§ **AIM**
Write out the records below word for word, please.

§ **Figure record extracts**
* * *

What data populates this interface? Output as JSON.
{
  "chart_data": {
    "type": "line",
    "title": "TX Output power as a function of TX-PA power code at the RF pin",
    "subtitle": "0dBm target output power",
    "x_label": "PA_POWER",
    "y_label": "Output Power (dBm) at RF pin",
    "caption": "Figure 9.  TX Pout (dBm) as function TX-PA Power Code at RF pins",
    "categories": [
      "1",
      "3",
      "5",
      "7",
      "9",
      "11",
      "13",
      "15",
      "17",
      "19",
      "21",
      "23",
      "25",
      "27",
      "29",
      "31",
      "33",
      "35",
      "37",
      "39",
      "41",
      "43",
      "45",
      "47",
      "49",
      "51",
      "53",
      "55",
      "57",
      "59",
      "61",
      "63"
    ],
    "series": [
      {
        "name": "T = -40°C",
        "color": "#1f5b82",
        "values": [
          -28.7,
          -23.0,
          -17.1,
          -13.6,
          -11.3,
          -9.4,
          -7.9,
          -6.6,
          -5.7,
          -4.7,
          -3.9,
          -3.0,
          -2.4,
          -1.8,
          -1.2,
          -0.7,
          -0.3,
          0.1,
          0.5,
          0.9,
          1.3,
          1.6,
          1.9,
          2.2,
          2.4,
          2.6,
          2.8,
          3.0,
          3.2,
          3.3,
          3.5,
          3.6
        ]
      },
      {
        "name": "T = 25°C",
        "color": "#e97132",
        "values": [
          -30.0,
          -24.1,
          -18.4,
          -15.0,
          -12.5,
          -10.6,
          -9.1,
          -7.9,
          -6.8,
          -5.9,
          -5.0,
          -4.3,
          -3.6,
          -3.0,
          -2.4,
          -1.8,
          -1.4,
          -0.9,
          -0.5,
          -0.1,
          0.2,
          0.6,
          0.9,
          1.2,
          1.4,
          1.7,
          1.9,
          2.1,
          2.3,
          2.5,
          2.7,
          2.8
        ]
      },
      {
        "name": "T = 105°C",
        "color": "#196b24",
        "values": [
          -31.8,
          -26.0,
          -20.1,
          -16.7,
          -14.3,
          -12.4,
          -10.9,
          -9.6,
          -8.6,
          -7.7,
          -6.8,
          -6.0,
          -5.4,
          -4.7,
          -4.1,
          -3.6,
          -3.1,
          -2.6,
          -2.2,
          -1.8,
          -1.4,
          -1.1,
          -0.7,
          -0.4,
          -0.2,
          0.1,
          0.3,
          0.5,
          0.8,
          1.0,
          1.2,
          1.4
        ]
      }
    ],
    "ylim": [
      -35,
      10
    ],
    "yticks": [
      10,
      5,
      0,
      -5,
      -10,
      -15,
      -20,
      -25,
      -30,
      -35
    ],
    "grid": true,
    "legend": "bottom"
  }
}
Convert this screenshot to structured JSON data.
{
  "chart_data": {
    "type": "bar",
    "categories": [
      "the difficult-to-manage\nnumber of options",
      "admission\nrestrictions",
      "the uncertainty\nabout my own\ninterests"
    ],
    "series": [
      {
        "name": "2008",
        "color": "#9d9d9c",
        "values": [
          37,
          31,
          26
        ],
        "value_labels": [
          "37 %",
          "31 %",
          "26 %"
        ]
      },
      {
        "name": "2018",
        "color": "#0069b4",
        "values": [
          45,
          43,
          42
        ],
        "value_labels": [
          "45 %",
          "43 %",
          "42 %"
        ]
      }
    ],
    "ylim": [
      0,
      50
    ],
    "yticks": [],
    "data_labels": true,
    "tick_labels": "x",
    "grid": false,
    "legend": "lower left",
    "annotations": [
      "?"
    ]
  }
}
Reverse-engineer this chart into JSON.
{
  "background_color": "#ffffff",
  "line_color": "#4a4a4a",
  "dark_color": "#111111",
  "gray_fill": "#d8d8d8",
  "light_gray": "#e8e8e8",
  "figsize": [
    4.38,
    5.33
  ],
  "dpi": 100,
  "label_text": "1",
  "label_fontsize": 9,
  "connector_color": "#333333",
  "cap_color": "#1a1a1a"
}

* * *

§ **RIGHT ANSWER**
What data populates this interface? Output as JSON.
{
  "chart_data": {
    "type": "line",
    "title": "TX Output power as a function of TX-PA power code at the RF pin",
    "subtitle": "0dBm target output power",
    "x_label": "PA_POWER",
    "y_label": "Output Power (dBm) at RF pin",
    "caption": "Figure 9.  TX Pout (dBm) as function TX-PA Power Code at RF pins",
    "categories": [
      "1",
      "3",
      "5",
      "7",
      "9",
      "11",
      "13",
      "15",
      "17",
      "19",
      "21",
      "23",
      "25",
      "27",
      "29",
      "31",
      "33",
      "35",
      "37",
      "39",
      "41",
      "43",
      "45",
      "47",
      "49",
      "51",
      "53",
      "55",
      "57",
      "59",
      "61",
      "63"
    ],
    "series": [
      {
        "name": "T = -40°C",
        "color": "#1f5b82",
        "values": [
          -28.7,
          -23.0,
          -17.1,
          -13.6,
          -11.3,
          -9.4,
          -7.9,
          -6.6,
          -5.7,
          -4.7,
          -3.9,
          -3.0,
          -2.4,
          -1.8,
          -1.2,
          -0.7,
          -0.3,
          0.1,
          0.5,
          0.9,
          1.3,
          1.6,
          1.9,
          2.2,
          2.4,
          2.6,
          2.8,
          3.0,
          3.2,
          3.3,
          3.5,
          3.6
        ]
      },
      {
        "name": "T = 25°C",
        "color": "#e97132",
        "values": [
          -30.0,
          -24.1,
          -18.4,
          -15.0,
          -12.5,
          -10.6,
          -9.1,
          -7.9,
          -6.8,
          -5.9,
          -5.0,
          -4.3,
          -3.6,
          -3.0,
          -2.4,
          -1.8,
          -1.4,
          -0.9,
          -0.5,
          -0.1,
          0.2,
          0.6,
          0.9,
          1.2,
          1.4,
          1.7,
          1.9,
          2.1,
          2.3,
          2.5,
          2.7,
          2.8
        ]
      },
      {
        "name": "T = 105°C",
        "color": "#196b24",
        "values": [
          -31.8,
          -26.0,
          -20.1,
          -16.7,
          -14.3,
          -12.4,
          -10.9,
          -9.6,
          -8.6,
          -7.7,
          -6.8,
          -6.0,
          -5.4,
          -4.7,
          -4.1,
          -3.6,
          -3.1,
          -2.6,
          -2.2,
          -1.8,
          -1.4,
          -1.1,
          -0.7,
          -0.4,
          -0.2,
          0.1,
          0.3,
          0.5,
          0.8,
          1.0,
          1.2,
          1.4
        ]
      }
    ],
    "ylim": [
      -35,
      10
    ],
    "yticks": [
      10,
      5,
      0,
      -5,
      -10,
      -15,
      -20,
      -25,
      -30,
      -35
    ],
    "grid": true,
    "legend": "bottom"
  }
}
Convert this screenshot to structured JSON data.
{
  "chart_data": {
    "type": "bar",
    "categories": [
      "the difficult-to-manage\nnumber of options",
      "admission\nrestrictions",
      "the uncertainty\nabout my own\ninterests"
    ],
    "series": [
      {
        "name": "2008",
        "color": "#9d9d9c",
        "values": [
          37,
          31,
          26
        ],
        "value_labels": [
          "37 %",
          "31 %",
          "26 %"
        ]
      },
      {
        "name": "2018",
        "color": "#0069b4",
        "values": [
          45,
          43,
          42
        ],
        "value_labels": [
          "45 %",
          "43 %",
          "42 %"
        ]
      }
    ],
    "ylim": [
      0,
      50
    ],
    "yticks": [],
    "data_labels": true,
    "tick_labels": "x",
    "grid": false,
    "legend": "lower left",
    "annotations": [
      "?"
    ]
  }
}
Reverse-engineer this chart into JSON.
{
  "background_color": "#ffffff",
  "line_color": "#4a4a4a",
  "dark_color": "#111111",
  "gray_fill": "#d8d8d8",
  "light_gray": "#e8e8e8",
  "figsize": [
    4.38,
    5.33
  ],
  "dpi": 100,
  "label_text": "1",
  "label_fontsize": 9,
  "connector_color": "#333333",
  "cap_color": "#1a1a1a"
}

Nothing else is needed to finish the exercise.